→ Task statement
Check each line below for the word "watermark", and copy those that have it.
>>>
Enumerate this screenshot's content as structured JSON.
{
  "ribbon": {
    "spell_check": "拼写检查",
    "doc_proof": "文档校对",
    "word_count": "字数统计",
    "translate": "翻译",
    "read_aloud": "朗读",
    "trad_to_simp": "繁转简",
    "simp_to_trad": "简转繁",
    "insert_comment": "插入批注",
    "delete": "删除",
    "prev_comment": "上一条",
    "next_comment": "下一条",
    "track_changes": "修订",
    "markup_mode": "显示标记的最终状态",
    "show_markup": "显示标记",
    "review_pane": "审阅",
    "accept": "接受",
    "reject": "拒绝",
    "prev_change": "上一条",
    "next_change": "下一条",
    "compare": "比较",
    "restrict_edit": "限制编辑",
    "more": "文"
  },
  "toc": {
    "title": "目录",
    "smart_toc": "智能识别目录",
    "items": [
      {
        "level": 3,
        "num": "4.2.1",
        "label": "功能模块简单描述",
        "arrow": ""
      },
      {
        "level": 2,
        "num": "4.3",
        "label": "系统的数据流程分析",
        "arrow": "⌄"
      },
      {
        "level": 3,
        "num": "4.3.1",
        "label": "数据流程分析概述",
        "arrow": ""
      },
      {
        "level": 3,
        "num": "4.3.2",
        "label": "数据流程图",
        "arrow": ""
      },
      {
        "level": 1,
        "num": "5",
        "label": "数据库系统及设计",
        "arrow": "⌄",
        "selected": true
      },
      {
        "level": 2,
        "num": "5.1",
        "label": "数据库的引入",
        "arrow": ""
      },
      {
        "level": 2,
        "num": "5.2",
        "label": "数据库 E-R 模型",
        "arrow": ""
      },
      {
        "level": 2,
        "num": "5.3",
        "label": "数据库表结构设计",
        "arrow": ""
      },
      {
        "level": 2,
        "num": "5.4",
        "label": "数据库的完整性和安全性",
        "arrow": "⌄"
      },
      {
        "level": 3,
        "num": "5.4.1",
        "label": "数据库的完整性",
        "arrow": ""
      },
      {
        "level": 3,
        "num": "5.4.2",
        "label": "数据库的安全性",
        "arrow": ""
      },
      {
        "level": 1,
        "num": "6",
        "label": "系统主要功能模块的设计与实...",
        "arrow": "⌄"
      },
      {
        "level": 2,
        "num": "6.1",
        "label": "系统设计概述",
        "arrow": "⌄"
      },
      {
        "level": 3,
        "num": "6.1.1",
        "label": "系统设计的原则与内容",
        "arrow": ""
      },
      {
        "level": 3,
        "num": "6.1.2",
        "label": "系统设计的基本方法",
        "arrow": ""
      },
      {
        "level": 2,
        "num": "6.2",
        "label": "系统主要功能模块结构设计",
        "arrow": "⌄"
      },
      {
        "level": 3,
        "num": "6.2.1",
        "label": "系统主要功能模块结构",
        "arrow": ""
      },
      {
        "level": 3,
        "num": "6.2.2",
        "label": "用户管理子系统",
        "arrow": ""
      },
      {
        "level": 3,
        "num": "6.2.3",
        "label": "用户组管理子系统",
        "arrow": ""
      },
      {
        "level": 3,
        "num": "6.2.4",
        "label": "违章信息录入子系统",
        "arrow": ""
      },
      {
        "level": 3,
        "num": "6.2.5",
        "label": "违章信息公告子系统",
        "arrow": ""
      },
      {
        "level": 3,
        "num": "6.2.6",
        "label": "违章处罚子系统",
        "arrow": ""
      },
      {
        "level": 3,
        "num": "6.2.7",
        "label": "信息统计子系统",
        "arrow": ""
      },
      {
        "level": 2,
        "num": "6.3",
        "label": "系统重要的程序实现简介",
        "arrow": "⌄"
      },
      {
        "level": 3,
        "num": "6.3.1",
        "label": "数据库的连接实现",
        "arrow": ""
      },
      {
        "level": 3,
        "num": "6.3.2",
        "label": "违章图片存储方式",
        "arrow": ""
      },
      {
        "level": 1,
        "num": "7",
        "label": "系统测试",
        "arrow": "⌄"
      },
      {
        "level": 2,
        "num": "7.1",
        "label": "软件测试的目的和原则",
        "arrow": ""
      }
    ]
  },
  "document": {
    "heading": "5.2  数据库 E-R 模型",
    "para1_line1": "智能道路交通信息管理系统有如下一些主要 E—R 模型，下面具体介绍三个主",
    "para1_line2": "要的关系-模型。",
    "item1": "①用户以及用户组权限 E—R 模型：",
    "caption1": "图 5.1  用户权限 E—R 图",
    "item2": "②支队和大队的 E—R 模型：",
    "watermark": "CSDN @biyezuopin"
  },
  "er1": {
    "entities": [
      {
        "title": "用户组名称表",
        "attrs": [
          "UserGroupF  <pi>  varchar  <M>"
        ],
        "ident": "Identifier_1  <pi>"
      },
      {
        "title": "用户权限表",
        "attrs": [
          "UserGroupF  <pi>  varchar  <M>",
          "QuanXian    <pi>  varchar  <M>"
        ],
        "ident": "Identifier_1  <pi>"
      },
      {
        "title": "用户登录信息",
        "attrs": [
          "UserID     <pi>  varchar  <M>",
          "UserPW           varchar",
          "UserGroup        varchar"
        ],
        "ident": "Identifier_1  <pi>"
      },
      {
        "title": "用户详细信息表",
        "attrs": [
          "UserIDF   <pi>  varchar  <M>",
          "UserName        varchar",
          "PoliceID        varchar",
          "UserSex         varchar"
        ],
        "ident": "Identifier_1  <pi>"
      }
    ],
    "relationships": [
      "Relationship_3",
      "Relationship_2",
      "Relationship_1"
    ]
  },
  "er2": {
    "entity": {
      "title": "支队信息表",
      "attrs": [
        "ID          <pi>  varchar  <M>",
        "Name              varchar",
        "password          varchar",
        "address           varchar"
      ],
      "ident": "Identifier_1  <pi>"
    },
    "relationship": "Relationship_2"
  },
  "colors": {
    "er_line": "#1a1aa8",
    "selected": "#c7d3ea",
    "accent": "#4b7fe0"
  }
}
<<<
>>>
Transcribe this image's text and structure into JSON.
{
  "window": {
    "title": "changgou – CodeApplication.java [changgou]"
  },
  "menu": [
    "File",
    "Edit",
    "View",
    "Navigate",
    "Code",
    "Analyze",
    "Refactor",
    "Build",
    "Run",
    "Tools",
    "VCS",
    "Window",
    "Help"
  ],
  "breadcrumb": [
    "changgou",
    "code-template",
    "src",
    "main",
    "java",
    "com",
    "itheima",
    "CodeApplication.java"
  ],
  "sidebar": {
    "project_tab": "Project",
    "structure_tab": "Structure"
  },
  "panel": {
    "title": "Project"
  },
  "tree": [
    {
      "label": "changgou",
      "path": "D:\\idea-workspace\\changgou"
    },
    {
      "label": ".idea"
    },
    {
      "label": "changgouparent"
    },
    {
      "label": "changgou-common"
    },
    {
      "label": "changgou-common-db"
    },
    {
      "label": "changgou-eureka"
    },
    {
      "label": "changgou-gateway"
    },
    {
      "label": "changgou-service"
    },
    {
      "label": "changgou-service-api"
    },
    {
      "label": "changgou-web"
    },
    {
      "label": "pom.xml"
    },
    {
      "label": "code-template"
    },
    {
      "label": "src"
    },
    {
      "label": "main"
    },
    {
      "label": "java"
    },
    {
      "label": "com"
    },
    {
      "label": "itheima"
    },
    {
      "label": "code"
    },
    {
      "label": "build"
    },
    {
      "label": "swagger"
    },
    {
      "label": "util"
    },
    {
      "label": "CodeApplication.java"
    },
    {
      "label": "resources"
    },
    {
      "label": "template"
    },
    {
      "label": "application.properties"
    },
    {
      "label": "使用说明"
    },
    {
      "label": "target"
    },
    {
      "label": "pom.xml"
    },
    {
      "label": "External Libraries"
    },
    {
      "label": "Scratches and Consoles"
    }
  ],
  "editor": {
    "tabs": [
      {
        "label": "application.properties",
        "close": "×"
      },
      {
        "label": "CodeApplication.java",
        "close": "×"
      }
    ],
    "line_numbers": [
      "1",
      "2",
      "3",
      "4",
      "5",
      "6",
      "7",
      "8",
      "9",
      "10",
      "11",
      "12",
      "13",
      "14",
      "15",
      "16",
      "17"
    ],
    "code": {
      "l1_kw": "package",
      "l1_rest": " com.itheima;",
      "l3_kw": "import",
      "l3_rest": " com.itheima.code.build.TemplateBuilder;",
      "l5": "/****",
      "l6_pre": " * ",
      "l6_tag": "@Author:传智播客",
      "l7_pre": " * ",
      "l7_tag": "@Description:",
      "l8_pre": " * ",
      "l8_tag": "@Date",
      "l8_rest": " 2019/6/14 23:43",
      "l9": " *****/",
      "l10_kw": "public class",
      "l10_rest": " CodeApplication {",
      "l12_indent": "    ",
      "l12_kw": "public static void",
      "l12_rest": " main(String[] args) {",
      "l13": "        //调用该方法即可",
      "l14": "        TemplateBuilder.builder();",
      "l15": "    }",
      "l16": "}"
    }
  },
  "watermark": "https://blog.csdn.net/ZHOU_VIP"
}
<<<
>>>
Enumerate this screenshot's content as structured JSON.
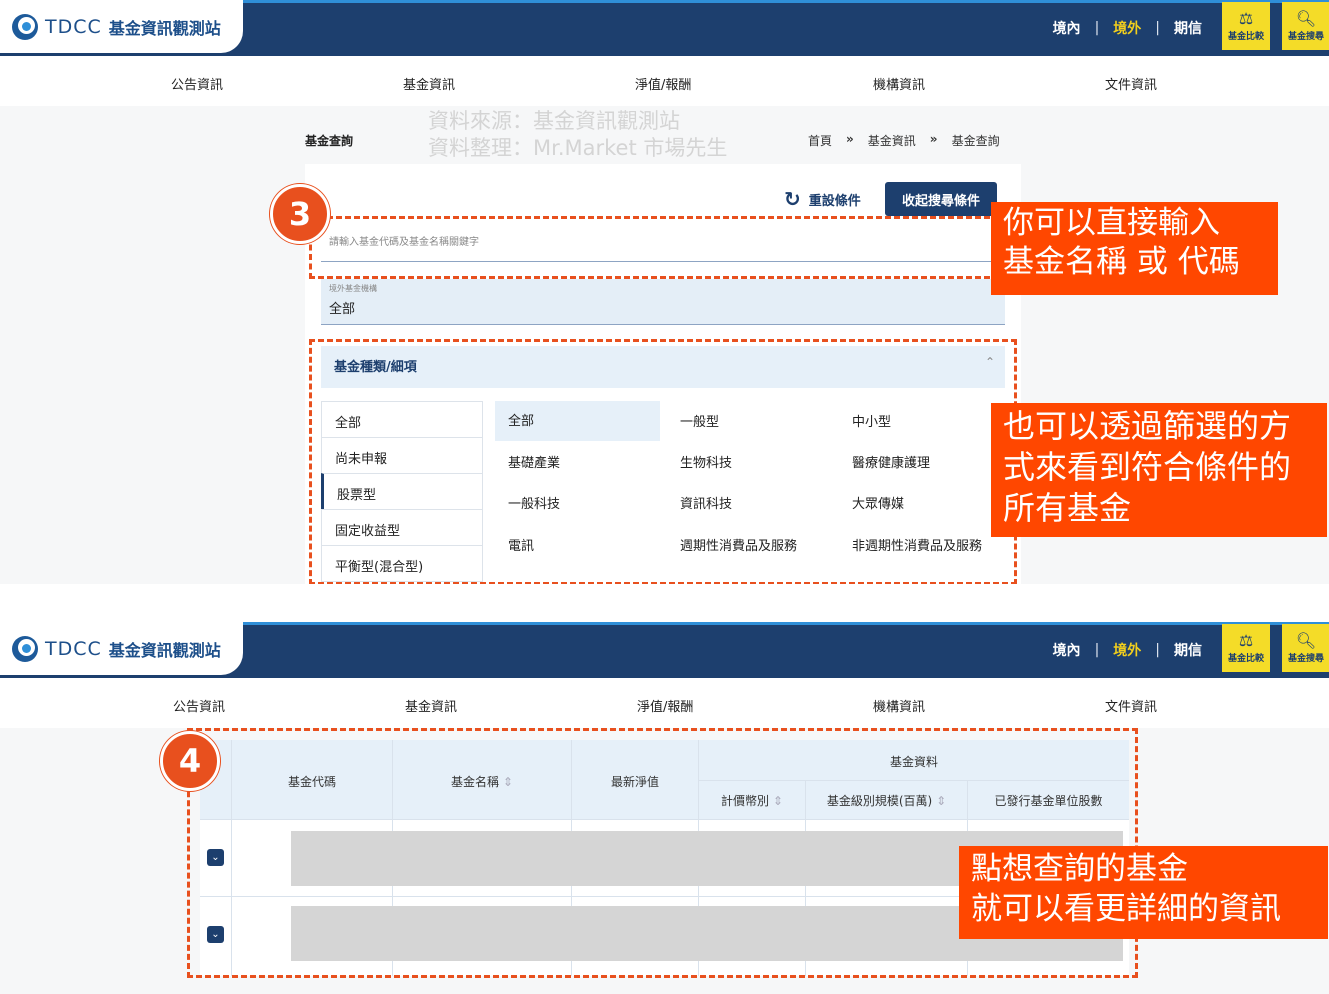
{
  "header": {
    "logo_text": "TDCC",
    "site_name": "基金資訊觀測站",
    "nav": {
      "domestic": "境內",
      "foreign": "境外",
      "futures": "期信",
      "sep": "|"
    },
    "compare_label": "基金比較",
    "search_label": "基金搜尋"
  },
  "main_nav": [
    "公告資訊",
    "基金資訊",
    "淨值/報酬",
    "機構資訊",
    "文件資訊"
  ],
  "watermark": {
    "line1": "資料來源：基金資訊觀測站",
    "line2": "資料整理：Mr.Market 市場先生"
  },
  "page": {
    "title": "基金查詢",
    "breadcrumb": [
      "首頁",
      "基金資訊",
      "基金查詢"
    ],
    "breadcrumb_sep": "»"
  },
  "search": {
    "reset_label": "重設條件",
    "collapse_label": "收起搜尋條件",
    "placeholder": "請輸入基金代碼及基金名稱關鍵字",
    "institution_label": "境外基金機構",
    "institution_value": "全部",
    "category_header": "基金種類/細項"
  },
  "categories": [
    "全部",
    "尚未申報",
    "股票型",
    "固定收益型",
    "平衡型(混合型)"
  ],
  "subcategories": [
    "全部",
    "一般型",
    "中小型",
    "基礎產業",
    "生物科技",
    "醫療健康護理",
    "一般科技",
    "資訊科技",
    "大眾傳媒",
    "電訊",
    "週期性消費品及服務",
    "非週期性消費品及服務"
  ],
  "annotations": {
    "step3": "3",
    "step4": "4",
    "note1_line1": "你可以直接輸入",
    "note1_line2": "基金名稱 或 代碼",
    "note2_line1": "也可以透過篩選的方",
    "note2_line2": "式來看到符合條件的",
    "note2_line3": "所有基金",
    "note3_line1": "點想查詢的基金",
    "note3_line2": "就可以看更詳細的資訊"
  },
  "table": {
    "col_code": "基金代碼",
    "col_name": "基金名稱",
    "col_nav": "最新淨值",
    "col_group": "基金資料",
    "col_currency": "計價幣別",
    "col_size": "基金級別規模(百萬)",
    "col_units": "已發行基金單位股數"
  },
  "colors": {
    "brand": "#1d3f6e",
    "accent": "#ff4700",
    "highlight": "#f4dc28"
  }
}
<<<
→ Correct result
    "watermark": "CSDN @biyezuopin"
  "watermark": "https://blog.csdn.net/ZHOU_VIP"
  "watermark": {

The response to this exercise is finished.